Below are some entries. Work out how many of their lines hold the word "name", and write that number alone.

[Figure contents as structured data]
========
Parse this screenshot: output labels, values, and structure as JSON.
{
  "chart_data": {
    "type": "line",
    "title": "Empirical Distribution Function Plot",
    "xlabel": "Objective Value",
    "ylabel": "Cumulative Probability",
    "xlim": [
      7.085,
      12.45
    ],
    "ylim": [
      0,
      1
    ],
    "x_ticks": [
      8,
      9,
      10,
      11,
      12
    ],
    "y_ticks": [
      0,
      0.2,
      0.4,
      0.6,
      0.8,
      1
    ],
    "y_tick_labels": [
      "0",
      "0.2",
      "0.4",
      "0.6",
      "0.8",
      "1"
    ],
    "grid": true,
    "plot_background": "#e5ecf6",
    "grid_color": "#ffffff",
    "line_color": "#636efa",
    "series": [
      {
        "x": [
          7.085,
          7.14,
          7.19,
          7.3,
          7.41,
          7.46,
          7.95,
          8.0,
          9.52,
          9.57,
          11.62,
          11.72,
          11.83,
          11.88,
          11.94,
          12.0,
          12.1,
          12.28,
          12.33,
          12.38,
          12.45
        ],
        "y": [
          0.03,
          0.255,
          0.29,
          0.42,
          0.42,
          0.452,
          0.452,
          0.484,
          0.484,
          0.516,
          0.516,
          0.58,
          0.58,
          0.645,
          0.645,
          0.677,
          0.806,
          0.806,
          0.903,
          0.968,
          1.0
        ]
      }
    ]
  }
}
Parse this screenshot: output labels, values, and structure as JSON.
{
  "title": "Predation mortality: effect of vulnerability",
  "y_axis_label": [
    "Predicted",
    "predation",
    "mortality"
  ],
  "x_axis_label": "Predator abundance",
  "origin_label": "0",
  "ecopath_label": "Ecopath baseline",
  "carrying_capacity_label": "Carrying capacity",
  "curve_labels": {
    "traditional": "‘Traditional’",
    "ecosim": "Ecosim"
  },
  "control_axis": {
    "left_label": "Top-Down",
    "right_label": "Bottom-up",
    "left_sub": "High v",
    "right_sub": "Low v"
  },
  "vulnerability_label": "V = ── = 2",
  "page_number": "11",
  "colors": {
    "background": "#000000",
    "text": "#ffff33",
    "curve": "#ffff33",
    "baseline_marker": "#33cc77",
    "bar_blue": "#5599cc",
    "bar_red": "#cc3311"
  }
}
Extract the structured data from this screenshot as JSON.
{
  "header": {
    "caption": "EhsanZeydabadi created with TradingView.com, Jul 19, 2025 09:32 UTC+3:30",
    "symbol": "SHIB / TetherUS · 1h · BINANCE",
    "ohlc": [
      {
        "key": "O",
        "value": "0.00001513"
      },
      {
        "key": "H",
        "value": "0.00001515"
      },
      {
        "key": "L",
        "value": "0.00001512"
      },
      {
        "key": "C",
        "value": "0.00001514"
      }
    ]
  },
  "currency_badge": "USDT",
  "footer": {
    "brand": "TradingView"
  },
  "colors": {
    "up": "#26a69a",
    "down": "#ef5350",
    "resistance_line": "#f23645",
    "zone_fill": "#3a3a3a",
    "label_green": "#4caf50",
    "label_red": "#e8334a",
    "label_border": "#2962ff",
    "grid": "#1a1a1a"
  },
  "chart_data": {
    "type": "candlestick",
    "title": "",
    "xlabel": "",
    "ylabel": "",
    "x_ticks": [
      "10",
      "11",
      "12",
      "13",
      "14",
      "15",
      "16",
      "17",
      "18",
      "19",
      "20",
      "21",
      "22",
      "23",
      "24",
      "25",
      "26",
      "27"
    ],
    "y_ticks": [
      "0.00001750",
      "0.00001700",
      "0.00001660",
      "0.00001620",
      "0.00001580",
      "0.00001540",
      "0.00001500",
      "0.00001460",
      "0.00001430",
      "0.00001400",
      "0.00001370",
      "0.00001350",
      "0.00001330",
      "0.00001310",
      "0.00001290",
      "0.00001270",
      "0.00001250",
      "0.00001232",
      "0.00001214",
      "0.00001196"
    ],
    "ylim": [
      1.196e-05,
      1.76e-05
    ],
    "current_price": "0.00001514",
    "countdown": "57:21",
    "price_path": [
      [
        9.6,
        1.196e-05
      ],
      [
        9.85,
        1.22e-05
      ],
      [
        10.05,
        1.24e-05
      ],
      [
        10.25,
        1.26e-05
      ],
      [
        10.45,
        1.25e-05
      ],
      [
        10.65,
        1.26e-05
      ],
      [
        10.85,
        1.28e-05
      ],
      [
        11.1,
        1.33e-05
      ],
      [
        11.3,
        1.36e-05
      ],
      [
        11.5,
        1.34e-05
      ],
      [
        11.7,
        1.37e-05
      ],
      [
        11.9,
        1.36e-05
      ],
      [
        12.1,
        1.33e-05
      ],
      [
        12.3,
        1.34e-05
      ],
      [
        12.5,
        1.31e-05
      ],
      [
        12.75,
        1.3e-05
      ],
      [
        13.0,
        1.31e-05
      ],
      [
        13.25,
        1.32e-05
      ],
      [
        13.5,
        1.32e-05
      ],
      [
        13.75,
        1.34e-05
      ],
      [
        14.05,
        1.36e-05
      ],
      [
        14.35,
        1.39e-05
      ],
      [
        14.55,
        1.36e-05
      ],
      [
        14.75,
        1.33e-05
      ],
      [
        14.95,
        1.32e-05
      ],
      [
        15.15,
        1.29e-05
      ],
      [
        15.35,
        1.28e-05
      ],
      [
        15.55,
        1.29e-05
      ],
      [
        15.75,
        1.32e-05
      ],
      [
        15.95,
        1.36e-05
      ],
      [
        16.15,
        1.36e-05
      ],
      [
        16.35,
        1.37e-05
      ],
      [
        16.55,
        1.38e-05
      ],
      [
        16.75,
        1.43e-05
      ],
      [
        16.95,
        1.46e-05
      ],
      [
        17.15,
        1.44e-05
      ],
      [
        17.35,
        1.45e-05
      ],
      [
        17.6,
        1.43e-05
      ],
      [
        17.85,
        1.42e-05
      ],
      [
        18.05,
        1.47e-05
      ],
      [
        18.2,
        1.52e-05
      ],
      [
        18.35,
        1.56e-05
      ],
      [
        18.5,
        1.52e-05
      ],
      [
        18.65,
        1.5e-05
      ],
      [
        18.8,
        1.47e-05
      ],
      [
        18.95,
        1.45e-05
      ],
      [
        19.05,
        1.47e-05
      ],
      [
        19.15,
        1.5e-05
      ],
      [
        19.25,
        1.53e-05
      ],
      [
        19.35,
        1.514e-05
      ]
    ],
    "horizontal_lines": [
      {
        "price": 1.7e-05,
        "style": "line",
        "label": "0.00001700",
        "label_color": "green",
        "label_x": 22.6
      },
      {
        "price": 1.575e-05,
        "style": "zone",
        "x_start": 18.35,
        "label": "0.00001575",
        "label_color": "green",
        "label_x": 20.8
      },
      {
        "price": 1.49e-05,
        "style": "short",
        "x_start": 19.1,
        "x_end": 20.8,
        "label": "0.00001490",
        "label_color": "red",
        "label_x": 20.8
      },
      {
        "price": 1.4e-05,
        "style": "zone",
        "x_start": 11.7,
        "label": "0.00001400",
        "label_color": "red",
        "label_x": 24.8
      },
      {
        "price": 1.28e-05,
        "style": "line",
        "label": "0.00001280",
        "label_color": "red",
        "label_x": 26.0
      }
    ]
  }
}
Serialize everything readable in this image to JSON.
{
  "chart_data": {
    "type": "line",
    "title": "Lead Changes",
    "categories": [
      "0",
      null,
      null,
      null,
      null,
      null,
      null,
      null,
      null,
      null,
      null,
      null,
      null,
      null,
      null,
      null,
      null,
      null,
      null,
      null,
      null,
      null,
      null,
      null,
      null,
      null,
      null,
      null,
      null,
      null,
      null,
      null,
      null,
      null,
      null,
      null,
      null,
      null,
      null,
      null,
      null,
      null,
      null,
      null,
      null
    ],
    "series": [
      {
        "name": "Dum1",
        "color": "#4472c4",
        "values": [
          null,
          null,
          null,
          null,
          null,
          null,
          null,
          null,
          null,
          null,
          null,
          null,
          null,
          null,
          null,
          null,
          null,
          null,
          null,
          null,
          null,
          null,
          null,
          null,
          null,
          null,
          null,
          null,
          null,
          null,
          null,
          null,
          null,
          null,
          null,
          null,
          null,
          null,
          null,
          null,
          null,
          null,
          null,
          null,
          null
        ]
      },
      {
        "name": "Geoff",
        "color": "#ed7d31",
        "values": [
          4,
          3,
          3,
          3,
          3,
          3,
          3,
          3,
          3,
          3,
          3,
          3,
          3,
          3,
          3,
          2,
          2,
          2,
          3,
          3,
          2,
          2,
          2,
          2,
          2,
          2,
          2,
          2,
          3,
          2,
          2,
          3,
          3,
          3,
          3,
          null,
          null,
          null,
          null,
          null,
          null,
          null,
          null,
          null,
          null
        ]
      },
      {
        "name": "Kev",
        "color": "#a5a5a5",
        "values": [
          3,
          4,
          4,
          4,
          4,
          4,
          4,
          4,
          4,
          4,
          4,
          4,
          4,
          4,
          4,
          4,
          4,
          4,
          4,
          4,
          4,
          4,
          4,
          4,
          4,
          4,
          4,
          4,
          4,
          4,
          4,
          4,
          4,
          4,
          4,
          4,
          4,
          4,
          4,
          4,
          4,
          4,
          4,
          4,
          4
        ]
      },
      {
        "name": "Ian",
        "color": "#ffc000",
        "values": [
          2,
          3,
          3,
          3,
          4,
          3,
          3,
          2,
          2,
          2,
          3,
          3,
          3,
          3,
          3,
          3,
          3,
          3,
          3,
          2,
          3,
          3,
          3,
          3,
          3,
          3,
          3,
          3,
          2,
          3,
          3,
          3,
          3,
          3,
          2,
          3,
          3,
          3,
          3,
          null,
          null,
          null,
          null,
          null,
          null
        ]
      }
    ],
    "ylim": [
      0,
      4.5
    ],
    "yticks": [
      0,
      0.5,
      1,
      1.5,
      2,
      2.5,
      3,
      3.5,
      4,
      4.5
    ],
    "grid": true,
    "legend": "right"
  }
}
========
▶ _Output of the exercise_
4